>> start
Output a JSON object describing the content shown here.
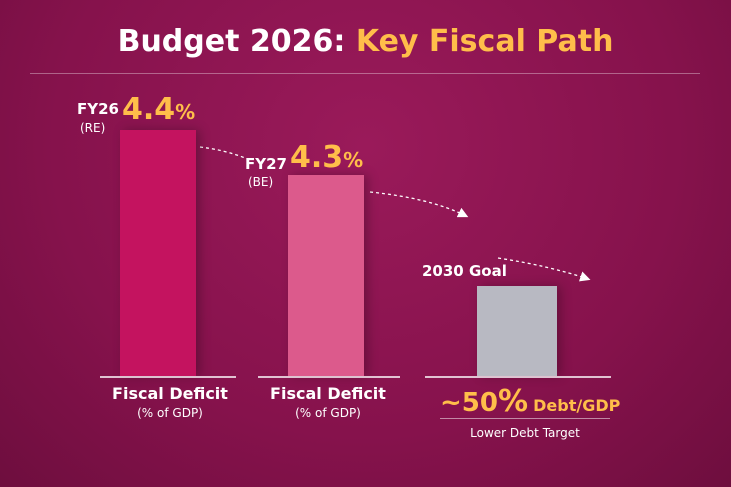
{
  "header": {
    "title": "Budget 2026:",
    "highlight": "Key Fiscal Path"
  },
  "panels": [
    {
      "label": "FY26",
      "note": "(RE)",
      "value": "4.4",
      "unit": "%",
      "caption": "Fiscal Deficit",
      "subcaption": "(% of GDP)"
    },
    {
      "label": "FY27",
      "note": "(BE)",
      "value": "4.3",
      "unit": "%",
      "caption": "Fiscal Deficit",
      "subcaption": "(% of GDP)"
    },
    {
      "label": "2030 Goal",
      "value": "~50",
      "unit": "%",
      "suffix": "Debt/GDP",
      "caption": "Lower Debt Target"
    }
  ]
}
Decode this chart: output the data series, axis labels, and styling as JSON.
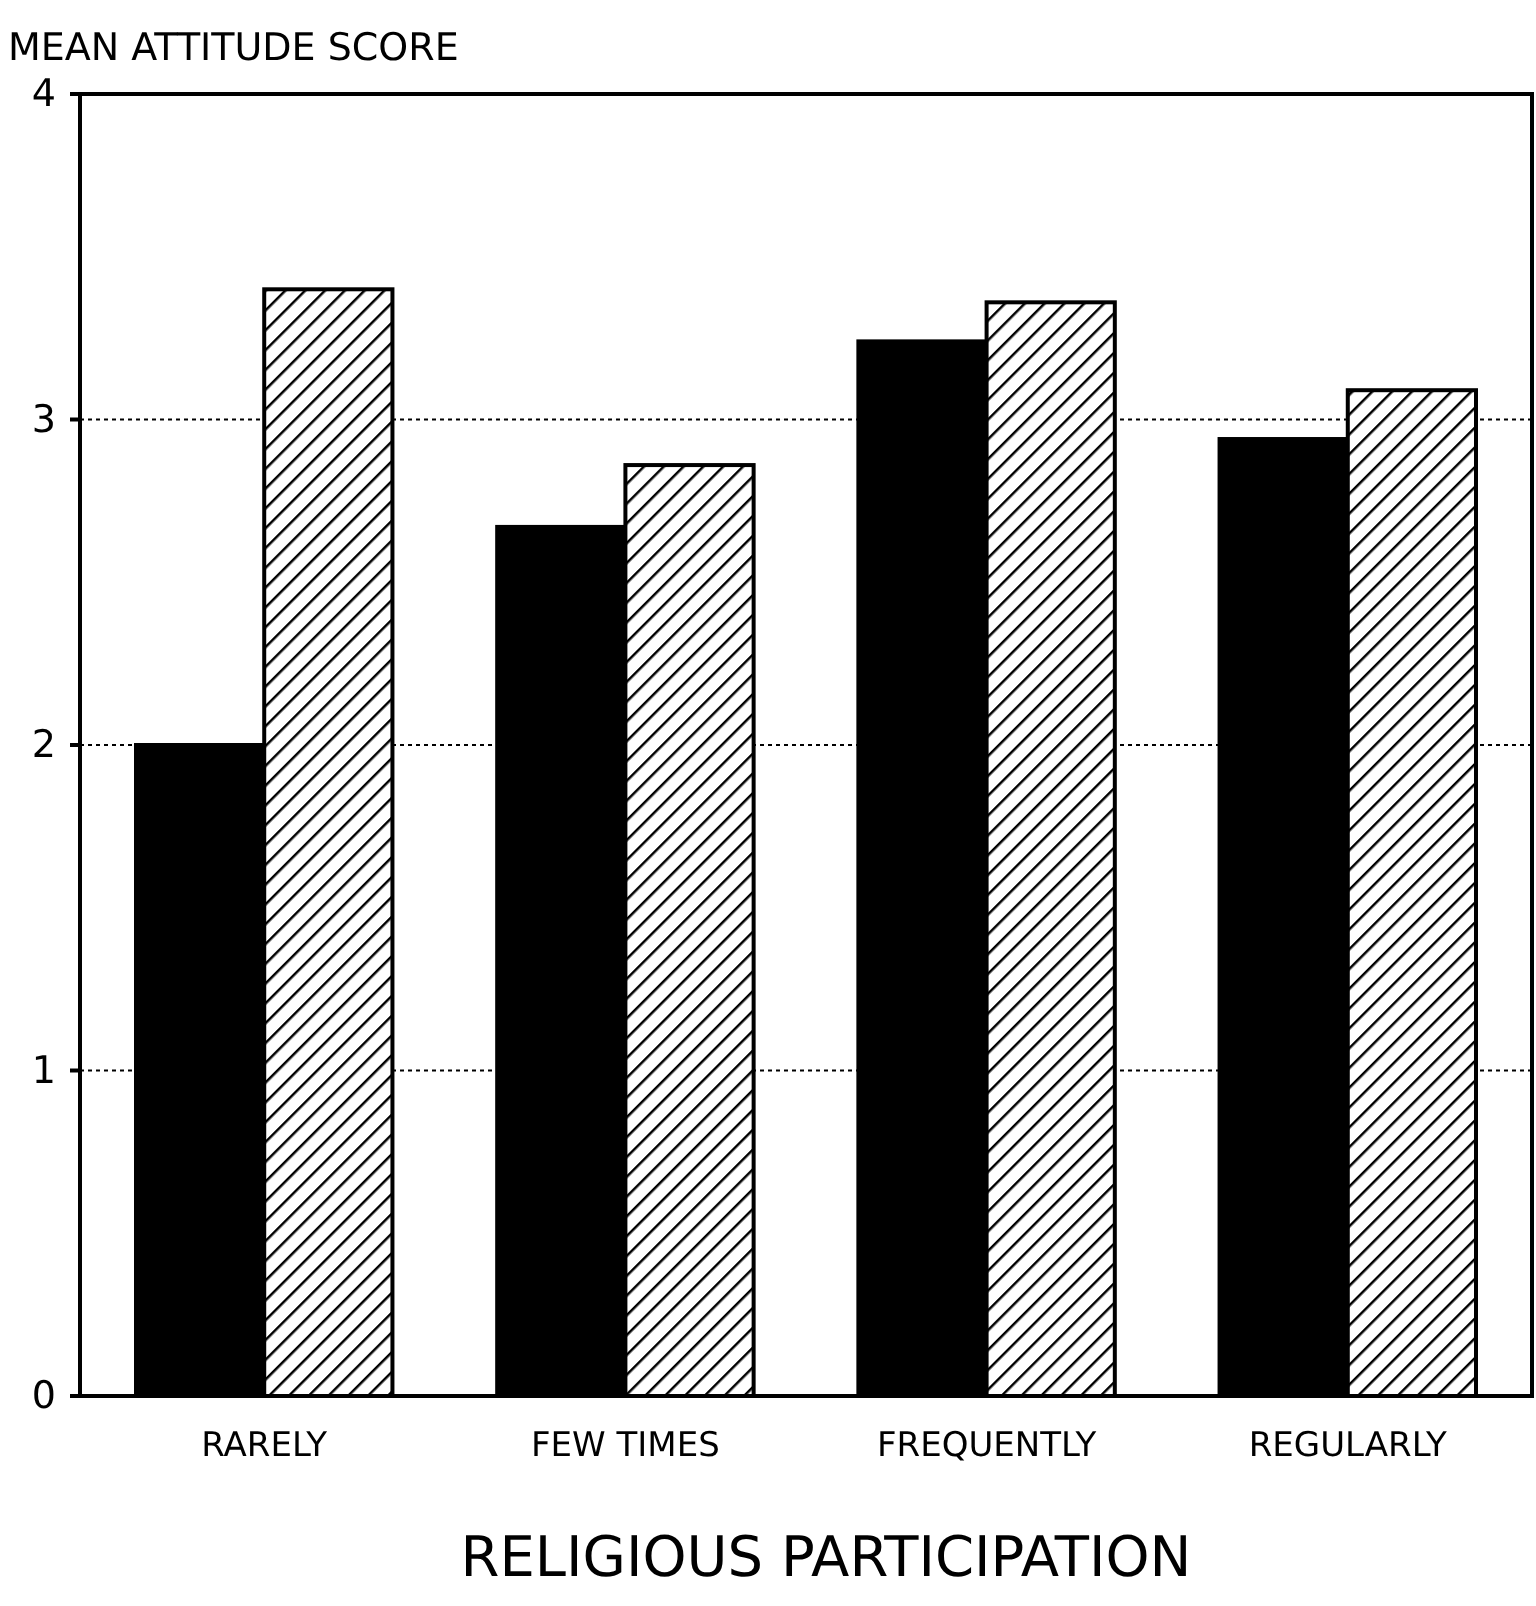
{
  "chart_data": {
    "type": "bar",
    "xlabel": "RELIGIOUS PARTICIPATION",
    "ylabel": "MEAN ATTITUDE SCORE",
    "categories": [
      "RARELY",
      "FEW TIMES",
      "FREQUENTLY",
      "REGULARLY"
    ],
    "series": [
      {
        "color": "#000000",
        "values": [
          2.0,
          2.67,
          3.24,
          2.94
        ]
      },
      {
        "color": "#000000",
        "values": [
          3.4,
          2.86,
          3.36,
          3.09
        ]
      }
    ],
    "ylim": [
      0,
      4
    ],
    "yticks": [
      0,
      1,
      2,
      3,
      4
    ],
    "grid": "y"
  }
}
>> end
- Brief -
Output the line containing "Decode this chart: output" along with every line after it to the end of the material, exactly as written, but without pictures.

- Exercise solution -
Decode this chart: output the data series, axis labels, and styling as JSON.
{
  "chart_data": {
    "type": "bar",
    "xlabel": "RELIGIOUS PARTICIPATION",
    "ylabel": "MEAN ATTITUDE SCORE",
    "categories": [
      "RARELY",
      "FEW TIMES",
      "FREQUENTLY",
      "REGULARLY"
    ],
    "series": [
      {
        "color": "#000000",
        "values": [
          2.0,
          2.67,
          3.24,
          2.94
        ]
      },
      {
        "color": "#000000",
        "values": [
          3.4,
          2.86,
          3.36,
          3.09
        ]
      }
    ],
    "ylim": [
      0,
      4
    ],
    "yticks": [
      0,
      1,
      2,
      3,
      4
    ],
    "grid": "y"
  }
}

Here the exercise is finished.